Start of SOURCE RECORDS
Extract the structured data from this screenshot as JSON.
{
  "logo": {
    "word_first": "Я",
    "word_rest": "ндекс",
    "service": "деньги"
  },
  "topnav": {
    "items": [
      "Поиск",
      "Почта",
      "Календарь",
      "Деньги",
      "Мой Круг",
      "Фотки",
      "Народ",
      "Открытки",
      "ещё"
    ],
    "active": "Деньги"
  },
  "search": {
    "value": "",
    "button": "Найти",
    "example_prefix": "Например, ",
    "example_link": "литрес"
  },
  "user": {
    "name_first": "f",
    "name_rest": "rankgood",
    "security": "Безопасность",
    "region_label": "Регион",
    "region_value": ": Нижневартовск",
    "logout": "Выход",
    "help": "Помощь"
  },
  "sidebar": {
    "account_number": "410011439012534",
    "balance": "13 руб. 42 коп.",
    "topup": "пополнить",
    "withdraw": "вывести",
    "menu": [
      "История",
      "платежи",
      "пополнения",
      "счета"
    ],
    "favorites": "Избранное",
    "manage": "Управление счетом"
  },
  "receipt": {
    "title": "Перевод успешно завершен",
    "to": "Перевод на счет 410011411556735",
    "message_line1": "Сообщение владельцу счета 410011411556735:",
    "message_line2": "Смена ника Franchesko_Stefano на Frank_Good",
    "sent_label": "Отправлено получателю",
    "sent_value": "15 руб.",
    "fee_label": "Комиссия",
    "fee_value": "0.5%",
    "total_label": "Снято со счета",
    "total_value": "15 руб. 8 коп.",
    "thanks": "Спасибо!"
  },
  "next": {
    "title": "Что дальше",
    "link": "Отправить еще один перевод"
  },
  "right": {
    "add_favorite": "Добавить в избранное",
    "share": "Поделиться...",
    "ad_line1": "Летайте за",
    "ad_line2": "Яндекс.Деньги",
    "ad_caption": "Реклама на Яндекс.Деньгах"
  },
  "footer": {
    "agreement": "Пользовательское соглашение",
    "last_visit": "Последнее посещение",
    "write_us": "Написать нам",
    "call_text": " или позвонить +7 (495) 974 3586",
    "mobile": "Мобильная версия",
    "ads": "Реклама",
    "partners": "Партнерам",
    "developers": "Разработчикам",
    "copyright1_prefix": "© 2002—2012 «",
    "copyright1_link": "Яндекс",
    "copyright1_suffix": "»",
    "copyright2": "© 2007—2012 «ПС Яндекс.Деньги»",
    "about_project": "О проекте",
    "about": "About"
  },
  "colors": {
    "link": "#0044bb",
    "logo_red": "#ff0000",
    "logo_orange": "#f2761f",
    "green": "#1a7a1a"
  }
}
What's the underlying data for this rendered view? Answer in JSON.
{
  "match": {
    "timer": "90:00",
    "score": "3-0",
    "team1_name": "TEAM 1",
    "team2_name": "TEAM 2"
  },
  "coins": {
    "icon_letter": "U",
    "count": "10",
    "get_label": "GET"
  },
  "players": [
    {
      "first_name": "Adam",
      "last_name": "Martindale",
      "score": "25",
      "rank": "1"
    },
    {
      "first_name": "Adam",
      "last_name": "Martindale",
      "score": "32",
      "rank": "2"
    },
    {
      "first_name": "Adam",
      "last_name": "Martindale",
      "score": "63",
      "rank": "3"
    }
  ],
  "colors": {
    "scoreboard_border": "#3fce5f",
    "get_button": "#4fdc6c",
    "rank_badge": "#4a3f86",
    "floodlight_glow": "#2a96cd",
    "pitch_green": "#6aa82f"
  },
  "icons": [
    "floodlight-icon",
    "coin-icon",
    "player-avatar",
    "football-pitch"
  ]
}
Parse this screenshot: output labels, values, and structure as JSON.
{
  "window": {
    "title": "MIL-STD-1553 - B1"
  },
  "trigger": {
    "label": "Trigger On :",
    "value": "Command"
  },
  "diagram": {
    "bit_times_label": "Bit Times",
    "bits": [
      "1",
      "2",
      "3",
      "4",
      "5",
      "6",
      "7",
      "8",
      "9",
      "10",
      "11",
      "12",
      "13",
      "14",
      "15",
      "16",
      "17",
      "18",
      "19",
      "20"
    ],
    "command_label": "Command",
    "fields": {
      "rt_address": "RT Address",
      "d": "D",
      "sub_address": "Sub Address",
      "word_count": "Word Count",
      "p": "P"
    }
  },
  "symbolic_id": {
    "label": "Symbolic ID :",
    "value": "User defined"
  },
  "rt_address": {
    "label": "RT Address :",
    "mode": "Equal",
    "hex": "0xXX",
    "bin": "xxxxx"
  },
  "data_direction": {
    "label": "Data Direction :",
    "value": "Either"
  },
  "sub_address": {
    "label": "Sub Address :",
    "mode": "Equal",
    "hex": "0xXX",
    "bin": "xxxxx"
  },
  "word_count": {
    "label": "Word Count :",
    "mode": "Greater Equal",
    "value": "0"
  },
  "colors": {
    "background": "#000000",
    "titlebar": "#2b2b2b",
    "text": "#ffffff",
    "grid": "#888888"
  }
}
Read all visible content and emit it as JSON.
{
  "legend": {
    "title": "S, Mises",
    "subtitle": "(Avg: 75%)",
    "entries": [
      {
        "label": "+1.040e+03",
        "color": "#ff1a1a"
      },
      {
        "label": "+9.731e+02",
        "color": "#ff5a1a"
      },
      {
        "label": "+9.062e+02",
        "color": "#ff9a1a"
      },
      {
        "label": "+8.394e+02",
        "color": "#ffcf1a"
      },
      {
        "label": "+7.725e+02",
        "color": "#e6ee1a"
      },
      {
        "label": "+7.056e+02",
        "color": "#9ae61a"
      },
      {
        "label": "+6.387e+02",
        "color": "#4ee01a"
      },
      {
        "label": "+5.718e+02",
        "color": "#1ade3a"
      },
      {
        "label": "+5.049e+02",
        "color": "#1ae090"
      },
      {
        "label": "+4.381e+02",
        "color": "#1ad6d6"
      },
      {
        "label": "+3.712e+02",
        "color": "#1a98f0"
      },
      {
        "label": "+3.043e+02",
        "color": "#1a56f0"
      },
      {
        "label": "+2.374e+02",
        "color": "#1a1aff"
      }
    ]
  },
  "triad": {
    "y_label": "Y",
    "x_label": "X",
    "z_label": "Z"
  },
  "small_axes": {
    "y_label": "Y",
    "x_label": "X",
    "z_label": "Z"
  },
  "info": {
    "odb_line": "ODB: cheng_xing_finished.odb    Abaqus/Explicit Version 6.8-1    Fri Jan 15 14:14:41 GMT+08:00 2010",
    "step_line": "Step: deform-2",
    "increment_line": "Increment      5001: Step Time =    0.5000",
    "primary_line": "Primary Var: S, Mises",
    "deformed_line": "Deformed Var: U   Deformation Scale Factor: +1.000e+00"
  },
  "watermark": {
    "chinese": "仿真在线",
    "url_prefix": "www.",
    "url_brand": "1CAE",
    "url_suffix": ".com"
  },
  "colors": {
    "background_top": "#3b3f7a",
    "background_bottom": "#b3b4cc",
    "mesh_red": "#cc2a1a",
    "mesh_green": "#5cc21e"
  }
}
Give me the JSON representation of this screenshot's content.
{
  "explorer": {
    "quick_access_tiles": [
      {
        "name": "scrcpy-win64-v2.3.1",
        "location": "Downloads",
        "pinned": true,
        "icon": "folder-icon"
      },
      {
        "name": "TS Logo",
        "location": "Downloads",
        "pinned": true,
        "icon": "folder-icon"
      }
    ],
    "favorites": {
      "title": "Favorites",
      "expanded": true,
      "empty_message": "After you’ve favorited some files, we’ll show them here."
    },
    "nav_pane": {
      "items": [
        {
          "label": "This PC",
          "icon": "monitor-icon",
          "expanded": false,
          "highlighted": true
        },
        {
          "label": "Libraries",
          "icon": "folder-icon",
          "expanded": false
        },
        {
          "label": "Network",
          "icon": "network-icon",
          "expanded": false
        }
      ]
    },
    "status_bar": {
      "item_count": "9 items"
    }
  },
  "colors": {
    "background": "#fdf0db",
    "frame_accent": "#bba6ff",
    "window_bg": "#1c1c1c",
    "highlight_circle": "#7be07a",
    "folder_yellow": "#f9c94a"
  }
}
End of SOURCE RECORDS
» WRITTEN INSTRUCTION
Among the entries above, how many lines hold the word "Mises"? Reply with only that number.

» ANSWER TO THE TASK
2